REQUIREMENT
Copy each line below in which the string "Extract" occurs.

[Dataset rows about figures]

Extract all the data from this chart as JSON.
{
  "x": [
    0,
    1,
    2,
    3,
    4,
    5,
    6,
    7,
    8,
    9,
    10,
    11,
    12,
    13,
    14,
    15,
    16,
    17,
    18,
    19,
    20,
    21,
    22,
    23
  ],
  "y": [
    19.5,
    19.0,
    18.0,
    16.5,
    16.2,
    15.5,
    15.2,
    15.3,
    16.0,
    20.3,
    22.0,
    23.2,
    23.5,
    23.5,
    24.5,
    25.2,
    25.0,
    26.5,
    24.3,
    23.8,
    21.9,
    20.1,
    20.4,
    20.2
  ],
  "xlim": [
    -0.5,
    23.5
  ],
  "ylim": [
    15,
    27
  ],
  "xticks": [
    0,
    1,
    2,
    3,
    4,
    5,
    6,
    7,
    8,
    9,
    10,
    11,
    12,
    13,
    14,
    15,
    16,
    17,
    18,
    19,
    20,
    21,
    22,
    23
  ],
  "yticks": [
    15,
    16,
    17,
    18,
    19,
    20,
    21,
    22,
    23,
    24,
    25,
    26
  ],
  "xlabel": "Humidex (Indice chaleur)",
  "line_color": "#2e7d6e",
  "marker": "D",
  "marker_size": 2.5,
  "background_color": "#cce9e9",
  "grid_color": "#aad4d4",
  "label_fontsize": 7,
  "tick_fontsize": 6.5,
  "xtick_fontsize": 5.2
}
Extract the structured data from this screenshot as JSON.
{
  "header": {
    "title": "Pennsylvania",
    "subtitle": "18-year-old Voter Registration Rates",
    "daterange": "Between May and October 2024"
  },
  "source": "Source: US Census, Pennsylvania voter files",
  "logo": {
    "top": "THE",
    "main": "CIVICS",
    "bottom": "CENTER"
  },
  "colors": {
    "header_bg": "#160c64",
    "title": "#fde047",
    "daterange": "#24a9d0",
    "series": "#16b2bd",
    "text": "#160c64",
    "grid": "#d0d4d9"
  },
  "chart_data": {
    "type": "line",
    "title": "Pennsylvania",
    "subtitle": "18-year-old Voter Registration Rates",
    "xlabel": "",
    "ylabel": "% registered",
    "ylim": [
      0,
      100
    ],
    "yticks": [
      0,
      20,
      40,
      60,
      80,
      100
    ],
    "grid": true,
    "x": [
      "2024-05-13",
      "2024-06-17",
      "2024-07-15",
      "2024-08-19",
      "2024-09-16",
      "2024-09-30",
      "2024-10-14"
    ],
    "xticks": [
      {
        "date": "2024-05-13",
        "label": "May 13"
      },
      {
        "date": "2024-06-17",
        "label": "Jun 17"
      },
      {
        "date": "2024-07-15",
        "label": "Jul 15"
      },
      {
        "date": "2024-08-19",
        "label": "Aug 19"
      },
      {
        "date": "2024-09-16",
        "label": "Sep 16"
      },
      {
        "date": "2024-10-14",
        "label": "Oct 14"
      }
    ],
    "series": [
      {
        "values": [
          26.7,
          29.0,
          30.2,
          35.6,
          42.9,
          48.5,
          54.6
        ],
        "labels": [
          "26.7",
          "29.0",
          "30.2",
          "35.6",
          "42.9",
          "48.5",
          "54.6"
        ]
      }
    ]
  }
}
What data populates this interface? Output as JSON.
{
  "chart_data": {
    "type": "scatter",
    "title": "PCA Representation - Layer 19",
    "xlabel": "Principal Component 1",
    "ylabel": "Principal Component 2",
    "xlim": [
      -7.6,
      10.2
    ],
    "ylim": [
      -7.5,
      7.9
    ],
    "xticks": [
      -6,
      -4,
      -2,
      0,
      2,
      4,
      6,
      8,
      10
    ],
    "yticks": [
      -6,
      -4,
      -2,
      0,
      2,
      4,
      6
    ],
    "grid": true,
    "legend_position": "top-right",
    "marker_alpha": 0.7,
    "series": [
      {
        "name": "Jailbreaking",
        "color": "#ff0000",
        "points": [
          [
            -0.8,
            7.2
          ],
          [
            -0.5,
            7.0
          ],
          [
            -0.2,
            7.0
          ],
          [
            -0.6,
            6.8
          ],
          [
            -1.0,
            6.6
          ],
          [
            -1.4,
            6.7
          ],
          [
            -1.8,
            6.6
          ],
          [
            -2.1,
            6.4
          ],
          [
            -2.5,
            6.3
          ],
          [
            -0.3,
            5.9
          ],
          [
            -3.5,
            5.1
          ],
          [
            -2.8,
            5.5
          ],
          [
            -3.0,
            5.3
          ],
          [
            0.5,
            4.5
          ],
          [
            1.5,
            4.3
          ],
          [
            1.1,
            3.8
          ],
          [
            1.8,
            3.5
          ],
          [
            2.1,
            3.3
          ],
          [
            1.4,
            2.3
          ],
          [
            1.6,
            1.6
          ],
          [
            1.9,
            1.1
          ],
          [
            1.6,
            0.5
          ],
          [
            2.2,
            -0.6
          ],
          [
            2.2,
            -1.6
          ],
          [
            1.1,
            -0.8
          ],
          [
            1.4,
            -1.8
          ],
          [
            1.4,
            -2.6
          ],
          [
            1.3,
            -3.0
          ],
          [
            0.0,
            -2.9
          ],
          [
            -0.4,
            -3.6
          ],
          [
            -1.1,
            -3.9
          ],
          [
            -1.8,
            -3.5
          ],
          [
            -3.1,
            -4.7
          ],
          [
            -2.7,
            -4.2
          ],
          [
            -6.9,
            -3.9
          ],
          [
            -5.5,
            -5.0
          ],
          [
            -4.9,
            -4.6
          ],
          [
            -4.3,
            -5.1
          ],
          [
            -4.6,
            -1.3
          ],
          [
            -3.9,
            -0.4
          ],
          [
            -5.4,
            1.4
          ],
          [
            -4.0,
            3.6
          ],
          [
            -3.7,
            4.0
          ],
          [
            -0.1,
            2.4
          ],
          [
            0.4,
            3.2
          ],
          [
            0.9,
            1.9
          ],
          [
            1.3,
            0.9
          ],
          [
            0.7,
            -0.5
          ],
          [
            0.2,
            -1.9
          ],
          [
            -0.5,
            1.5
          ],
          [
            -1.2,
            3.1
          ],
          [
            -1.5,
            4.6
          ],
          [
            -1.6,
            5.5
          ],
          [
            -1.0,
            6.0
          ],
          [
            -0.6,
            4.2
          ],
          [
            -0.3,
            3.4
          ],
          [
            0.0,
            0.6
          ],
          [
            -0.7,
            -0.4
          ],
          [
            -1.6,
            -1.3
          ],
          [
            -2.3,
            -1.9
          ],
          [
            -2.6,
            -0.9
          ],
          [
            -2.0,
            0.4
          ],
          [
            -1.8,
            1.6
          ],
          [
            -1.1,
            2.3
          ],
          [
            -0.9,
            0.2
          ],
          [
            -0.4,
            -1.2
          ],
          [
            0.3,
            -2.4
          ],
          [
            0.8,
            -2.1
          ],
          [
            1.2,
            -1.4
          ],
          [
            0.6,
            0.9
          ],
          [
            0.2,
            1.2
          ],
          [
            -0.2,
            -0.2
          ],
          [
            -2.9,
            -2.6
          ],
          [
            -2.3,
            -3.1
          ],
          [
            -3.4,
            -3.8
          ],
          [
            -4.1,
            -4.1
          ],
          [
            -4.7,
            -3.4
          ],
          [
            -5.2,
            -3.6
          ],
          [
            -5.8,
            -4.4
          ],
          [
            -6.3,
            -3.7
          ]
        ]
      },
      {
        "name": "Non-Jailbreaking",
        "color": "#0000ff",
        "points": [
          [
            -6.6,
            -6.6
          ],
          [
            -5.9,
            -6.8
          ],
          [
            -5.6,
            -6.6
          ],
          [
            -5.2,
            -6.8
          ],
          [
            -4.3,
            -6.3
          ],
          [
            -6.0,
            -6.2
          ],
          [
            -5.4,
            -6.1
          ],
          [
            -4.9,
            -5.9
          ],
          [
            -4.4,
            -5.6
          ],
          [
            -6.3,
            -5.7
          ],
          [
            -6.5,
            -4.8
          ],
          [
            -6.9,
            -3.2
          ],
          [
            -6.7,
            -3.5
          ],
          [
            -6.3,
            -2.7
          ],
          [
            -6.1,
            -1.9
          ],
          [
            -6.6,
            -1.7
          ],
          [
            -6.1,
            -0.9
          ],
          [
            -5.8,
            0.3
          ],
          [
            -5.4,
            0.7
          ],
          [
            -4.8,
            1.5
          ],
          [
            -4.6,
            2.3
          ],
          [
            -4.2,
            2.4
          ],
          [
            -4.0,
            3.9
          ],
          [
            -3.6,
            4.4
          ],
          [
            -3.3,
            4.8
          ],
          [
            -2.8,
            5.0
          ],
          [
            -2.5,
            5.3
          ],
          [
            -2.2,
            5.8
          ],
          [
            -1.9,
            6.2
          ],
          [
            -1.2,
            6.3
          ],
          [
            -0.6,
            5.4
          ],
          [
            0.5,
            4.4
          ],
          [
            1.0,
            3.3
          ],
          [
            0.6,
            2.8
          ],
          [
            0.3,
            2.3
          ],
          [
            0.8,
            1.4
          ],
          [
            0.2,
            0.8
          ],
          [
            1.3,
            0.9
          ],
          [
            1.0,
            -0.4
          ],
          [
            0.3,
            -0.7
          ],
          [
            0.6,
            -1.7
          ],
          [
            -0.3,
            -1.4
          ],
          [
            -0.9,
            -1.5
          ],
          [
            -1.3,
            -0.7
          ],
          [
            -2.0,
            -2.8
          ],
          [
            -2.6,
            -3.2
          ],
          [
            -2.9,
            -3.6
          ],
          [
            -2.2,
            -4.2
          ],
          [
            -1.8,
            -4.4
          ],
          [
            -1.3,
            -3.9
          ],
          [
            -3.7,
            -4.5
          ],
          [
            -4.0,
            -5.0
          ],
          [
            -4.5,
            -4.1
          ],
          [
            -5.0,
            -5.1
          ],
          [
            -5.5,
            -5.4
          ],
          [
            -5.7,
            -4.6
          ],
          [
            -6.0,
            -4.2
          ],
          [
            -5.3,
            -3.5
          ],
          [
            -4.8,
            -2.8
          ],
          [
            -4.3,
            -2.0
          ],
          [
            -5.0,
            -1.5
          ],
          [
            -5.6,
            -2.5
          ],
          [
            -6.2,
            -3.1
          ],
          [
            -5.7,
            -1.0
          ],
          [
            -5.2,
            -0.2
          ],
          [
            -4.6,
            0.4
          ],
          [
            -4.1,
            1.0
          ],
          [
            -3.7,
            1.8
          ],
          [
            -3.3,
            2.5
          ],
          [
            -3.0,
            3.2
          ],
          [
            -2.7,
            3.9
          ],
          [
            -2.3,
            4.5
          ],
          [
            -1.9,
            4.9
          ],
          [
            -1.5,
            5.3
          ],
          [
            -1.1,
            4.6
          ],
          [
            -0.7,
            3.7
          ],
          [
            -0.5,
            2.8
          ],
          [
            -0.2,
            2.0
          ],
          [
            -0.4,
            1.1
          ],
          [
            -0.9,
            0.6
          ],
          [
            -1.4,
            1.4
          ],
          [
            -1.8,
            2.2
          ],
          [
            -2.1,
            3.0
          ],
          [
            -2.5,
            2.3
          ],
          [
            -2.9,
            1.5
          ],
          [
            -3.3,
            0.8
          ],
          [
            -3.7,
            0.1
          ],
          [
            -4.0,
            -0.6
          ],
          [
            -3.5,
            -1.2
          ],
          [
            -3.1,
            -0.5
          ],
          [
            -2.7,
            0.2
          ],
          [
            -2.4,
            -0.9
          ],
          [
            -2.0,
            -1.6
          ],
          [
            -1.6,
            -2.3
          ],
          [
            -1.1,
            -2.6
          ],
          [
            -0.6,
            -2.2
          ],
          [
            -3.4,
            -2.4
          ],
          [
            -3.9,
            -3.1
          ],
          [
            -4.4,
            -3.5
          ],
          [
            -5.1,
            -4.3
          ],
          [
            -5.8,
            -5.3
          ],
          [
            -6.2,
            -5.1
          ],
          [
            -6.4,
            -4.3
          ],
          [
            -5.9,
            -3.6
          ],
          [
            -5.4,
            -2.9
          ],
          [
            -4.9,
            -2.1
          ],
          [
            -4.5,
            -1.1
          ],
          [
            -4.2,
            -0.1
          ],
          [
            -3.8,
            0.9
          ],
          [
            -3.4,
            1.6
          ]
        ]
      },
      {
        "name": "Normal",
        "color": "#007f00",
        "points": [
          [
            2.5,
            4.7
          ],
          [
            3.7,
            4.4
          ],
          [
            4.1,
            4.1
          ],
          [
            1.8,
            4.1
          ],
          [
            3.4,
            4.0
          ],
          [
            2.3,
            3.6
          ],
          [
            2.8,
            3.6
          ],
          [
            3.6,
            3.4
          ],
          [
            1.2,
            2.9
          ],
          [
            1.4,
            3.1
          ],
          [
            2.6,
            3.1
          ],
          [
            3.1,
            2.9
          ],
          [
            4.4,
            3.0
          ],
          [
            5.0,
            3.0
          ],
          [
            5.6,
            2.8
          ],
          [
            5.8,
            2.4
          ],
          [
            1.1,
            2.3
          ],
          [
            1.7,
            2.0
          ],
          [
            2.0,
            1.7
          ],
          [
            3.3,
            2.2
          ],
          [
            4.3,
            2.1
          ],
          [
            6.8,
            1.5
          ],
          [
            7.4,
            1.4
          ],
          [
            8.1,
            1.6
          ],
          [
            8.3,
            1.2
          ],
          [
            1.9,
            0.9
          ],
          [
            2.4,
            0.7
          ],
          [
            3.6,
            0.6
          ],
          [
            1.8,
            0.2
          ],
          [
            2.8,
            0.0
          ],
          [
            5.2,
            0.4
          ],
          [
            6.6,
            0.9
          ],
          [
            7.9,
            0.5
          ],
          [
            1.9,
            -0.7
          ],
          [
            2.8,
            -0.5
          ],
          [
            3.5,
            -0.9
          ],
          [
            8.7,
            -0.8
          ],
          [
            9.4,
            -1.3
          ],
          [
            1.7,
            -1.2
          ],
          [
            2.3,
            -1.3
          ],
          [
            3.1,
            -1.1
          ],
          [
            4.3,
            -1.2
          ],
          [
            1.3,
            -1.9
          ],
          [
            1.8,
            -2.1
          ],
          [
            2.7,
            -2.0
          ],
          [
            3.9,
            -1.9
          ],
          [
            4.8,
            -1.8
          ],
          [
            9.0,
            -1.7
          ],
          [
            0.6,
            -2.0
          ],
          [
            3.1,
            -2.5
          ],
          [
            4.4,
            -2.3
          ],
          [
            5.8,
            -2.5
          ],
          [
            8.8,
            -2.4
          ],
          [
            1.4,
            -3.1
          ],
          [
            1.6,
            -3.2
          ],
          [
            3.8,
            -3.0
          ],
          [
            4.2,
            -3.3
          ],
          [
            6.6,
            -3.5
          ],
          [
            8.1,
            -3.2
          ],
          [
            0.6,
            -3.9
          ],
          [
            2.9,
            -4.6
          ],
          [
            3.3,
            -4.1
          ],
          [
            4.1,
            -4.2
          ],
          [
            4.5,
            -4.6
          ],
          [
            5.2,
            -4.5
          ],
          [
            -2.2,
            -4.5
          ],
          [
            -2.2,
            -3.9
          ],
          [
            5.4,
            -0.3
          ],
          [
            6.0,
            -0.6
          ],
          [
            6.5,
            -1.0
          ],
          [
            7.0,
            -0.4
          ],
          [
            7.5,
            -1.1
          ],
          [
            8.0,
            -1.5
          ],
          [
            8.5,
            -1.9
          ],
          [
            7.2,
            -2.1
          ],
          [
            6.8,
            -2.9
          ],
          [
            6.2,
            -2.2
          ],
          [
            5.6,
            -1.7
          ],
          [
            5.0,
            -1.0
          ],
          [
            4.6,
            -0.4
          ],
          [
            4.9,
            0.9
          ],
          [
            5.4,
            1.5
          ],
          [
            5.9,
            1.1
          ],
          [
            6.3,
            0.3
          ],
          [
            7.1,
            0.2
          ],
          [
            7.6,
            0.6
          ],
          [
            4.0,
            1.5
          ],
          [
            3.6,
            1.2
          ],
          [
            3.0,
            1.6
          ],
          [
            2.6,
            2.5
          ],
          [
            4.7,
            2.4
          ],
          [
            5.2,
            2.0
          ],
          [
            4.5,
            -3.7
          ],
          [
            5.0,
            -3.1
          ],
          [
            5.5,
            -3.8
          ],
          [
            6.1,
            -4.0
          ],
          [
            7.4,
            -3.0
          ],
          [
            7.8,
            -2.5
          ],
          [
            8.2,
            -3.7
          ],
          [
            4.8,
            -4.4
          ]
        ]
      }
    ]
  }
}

RESPONSE
Extract all the data from this chart as JSON.
Extract the structured data from this screenshot as JSON.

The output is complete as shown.